Source extract
Effects of an Invasive Mud Crab on a Macroalgae-Dominated Habitat of the Baltic Sea under Different Temperature Regimes

• Published in: Diversity (Basel) Vol. 15; no. 5; p. 644
• Main Authors: Beleem, Imtiyaz B, Kotta, Jonne, Barboza, Francisco R
• Format: Journal Article
• Language: English
• Published: Basel MDPI AG 01.05.2023
• Subjects: Algae; Analysis; Aquatic plants; Benthic communities; Coastal ecosystems; community effects; Competition; Crustaceans; Ecological effects; Ecosystems; Environmental aspects; environmental effects; Experiments; Food chains; Food chains (Ecology); Food intake; Food webs; Fucus vesiculosus; Habitats; invasive species; Invertebrates; Laboratories; Marine algae; Marine biology; Marine ecosystems; Mud; Physiology; Populations; Predation; Rhithropanopeus harrisii; Salinity; Seawater; Sediments; Shellfish; Summer; temperature; Estonia; Baltic Sea
• ISSN: 1424-2818; 1424-2818
• DOI: 10.3390/d15050644

The risks imposed by biological invasions on marine ecosystems are increasing worldwide. The mud crab Rhithropanopeus harrisii has recently expanded its distribution to the northeastern Baltic Sea, where low predatory pressures and the absence of functionally similar competitors favored the establishment of the species. Few studies have addressed the effects of the mud crab on Baltic benthic communities and habitats. Even fewer have looked at the consequences of the invader on habitats dominated by Fucus vesiculosus, the main habitat-forming macrophyte in the Baltic Sea. The present study experimentally analyzed, under laboratory conditions, the effects of R. harrisii on Baltic F. vesiculosus habitats and associated communities under different temperatures simulating summer and winter regimes. Our results show that the effects of the mud crab are modulated by temperature, being more pronounced under summer conditions when the metabolic demands and food intake requirements are higher. The experiment provided new insights into the capacity of R. harrisii to disrupt recruitment in native snail populations, jeopardizing the persistence of healthy populations of key grazers in F. vesiculosus habitats. Moreover, our results conclusively demonstrated the capacity of the invader to decimate native blue mussel populations. The impacts on functionally relevant invertebrates can have far-reaching ecological consequences, altering the food web and disrupting entire coastal ecosystems in the Baltic Sea.

What is needed
In the article summary about the invasive mud crab, under which conditions were the crab's effects stronger?

Record extracts
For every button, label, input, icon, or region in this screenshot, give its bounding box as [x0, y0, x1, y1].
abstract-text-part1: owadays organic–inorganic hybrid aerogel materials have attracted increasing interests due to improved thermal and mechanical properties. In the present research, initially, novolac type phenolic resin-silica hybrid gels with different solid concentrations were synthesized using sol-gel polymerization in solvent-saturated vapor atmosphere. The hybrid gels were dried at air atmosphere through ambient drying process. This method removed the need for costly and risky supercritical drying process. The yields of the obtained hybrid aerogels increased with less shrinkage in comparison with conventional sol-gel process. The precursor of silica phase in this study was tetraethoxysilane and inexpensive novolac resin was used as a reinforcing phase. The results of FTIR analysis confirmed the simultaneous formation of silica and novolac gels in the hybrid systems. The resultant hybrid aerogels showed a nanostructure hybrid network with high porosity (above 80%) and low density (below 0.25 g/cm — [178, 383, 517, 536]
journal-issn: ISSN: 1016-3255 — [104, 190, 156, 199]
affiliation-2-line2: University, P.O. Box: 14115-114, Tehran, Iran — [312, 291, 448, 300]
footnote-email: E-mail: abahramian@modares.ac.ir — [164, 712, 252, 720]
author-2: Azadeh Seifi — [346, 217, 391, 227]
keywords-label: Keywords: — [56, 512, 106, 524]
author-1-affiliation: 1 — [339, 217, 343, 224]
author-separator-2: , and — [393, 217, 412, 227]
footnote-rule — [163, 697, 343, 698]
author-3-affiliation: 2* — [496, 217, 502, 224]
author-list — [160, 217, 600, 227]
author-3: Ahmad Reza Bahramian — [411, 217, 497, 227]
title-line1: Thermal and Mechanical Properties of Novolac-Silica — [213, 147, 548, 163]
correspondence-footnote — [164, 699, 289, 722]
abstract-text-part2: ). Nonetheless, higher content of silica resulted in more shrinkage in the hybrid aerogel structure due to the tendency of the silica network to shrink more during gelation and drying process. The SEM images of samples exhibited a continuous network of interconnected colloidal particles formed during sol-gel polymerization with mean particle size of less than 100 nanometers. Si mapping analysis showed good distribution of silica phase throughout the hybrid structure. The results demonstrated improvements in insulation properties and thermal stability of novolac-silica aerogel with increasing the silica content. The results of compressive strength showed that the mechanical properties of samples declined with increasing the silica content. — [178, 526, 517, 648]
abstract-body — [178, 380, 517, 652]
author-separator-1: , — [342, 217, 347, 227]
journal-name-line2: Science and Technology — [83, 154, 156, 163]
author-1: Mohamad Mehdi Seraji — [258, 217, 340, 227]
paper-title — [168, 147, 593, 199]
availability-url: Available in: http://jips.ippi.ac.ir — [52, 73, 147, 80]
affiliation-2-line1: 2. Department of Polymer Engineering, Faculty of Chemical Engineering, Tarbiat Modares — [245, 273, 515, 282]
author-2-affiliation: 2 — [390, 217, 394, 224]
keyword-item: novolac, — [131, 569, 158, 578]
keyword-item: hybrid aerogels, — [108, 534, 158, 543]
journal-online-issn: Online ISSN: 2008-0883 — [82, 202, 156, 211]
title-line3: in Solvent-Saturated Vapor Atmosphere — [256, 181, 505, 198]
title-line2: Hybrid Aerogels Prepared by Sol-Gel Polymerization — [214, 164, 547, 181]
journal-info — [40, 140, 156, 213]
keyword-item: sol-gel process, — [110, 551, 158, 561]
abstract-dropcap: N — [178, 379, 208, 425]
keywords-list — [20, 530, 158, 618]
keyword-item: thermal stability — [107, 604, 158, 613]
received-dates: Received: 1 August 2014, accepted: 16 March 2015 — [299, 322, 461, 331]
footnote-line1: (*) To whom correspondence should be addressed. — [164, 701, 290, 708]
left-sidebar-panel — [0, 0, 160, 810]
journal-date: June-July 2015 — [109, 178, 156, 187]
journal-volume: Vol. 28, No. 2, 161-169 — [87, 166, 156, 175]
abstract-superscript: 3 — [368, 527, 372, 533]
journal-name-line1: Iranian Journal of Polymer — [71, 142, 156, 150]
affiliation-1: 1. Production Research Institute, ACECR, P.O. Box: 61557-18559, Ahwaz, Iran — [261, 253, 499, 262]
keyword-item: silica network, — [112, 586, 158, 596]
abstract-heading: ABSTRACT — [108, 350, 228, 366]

Response to this task
Under summer conditions, when its metabolic demands and food intake requirements are higher.